[The problem]
Retype all the records with nothing changed.

Start of Input rows

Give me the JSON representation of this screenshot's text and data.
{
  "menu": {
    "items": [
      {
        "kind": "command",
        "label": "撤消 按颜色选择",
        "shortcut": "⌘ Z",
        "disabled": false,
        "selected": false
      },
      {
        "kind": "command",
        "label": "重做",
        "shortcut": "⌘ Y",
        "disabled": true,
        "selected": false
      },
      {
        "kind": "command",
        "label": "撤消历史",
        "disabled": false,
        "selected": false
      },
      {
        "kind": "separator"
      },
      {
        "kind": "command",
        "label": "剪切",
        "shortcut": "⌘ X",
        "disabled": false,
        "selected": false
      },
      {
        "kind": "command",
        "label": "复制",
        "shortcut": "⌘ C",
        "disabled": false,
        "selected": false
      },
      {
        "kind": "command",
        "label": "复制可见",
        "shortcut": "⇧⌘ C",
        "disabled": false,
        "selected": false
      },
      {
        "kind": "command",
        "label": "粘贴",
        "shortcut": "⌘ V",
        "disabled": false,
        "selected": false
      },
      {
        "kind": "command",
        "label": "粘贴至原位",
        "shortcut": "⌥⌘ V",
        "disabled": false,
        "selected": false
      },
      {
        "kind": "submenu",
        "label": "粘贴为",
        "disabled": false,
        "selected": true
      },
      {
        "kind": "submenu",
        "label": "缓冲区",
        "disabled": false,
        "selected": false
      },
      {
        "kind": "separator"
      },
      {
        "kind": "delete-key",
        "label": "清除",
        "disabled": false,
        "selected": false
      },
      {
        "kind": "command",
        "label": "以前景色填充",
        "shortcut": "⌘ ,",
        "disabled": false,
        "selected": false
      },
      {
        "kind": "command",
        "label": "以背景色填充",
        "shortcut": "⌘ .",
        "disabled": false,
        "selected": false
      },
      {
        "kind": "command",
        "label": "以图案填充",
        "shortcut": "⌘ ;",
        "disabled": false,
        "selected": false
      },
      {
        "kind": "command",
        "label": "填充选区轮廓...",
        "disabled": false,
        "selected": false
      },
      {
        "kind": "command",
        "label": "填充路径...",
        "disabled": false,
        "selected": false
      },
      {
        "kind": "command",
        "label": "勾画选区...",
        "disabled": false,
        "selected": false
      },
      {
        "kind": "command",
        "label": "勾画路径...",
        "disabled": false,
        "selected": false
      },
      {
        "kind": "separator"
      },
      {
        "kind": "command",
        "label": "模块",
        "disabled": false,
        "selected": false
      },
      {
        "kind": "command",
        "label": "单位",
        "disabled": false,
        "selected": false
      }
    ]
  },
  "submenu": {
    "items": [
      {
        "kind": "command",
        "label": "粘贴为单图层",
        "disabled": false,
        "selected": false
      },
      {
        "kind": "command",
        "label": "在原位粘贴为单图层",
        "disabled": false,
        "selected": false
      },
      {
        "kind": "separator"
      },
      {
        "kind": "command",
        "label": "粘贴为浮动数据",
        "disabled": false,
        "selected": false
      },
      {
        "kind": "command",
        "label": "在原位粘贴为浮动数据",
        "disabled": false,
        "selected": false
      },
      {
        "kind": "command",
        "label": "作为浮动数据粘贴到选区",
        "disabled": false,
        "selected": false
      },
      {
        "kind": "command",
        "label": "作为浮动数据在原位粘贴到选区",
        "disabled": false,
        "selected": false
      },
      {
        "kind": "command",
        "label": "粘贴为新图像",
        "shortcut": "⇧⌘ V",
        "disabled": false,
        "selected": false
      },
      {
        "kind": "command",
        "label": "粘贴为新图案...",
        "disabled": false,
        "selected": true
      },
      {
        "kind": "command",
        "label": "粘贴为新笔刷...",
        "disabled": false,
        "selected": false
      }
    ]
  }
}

End of Input rows

[Correct answer]
Give me the JSON representation of this screenshot's text and data.
{
  "menu": {
    "items": [
      {
        "kind": "command",
        "label": "撤消 按颜色选择",
        "shortcut": "⌘ Z",
        "disabled": false,
        "selected": false
      },
      {
        "kind": "command",
        "label": "重做",
        "shortcut": "⌘ Y",
        "disabled": true,
        "selected": false
      },
      {
        "kind": "command",
        "label": "撤消历史",
        "disabled": false,
        "selected": false
      },
      {
        "kind": "separator"
      },
      {
        "kind": "command",
        "label": "剪切",
        "shortcut": "⌘ X",
        "disabled": false,
        "selected": false
      },
      {
        "kind": "command",
        "label": "复制",
        "shortcut": "⌘ C",
        "disabled": false,
        "selected": false
      },
      {
        "kind": "command",
        "label": "复制可见",
        "shortcut": "⇧⌘ C",
        "disabled": false,
        "selected": false
      },
      {
        "kind": "command",
        "label": "粘贴",
        "shortcut": "⌘ V",
        "disabled": false,
        "selected": false
      },
      {
        "kind": "command",
        "label": "粘贴至原位",
        "shortcut": "⌥⌘ V",
        "disabled": false,
        "selected": false
      },
      {
        "kind": "submenu",
        "label": "粘贴为",
        "disabled": false,
        "selected": true
      },
      {
        "kind": "submenu",
        "label": "缓冲区",
        "disabled": false,
        "selected": false
      },
      {
        "kind": "separator"
      },
      {
        "kind": "delete-key",
        "label": "清除",
        "disabled": false,
        "selected": false
      },
      {
        "kind": "command",
        "label": "以前景色填充",
        "shortcut": "⌘ ,",
        "disabled": false,
        "selected": false
      },
      {
        "kind": "command",
        "label": "以背景色填充",
        "shortcut": "⌘ .",
        "disabled": false,
        "selected": false
      },
      {
        "kind": "command",
        "label": "以图案填充",
        "shortcut": "⌘ ;",
        "disabled": false,
        "selected": false
      },
      {
        "kind": "command",
        "label": "填充选区轮廓...",
        "disabled": false,
        "selected": false
      },
      {
        "kind": "command",
        "label": "填充路径...",
        "disabled": false,
        "selected": false
      },
      {
        "kind": "command",
        "label": "勾画选区...",
        "disabled": false,
        "selected": false
      },
      {
        "kind": "command",
        "label": "勾画路径...",
        "disabled": false,
        "selected": false
      },
      {
        "kind": "separator"
      },
      {
        "kind": "command",
        "label": "模块",
        "disabled": false,
        "selected": false
      },
      {
        "kind": "command",
        "label": "单位",
        "disabled": false,
        "selected": false
      }
    ]
  },
  "submenu": {
    "items": [
      {
        "kind": "command",
        "label": "粘贴为单图层",
        "disabled": false,
        "selected": false
      },
      {
        "kind": "command",
        "label": "在原位粘贴为单图层",
        "disabled": false,
        "selected": false
      },
      {
        "kind": "separator"
      },
      {
        "kind": "command",
        "label": "粘贴为浮动数据",
        "disabled": false,
        "selected": false
      },
      {
        "kind": "command",
        "label": "在原位粘贴为浮动数据",
        "disabled": false,
        "selected": false
      },
      {
        "kind": "command",
        "label": "作为浮动数据粘贴到选区",
        "disabled": false,
        "selected": false
      },
      {
        "kind": "command",
        "label": "作为浮动数据在原位粘贴到选区",
        "disabled": false,
        "selected": false
      },
      {
        "kind": "command",
        "label": "粘贴为新图像",
        "shortcut": "⇧⌘ V",
        "disabled": false,
        "selected": false
      },
      {
        "kind": "command",
        "label": "粘贴为新图案...",
        "disabled": false,
        "selected": true
      },
      {
        "kind": "command",
        "label": "粘贴为新笔刷...",
        "disabled": false,
        "selected": false
      }
    ]
  }
}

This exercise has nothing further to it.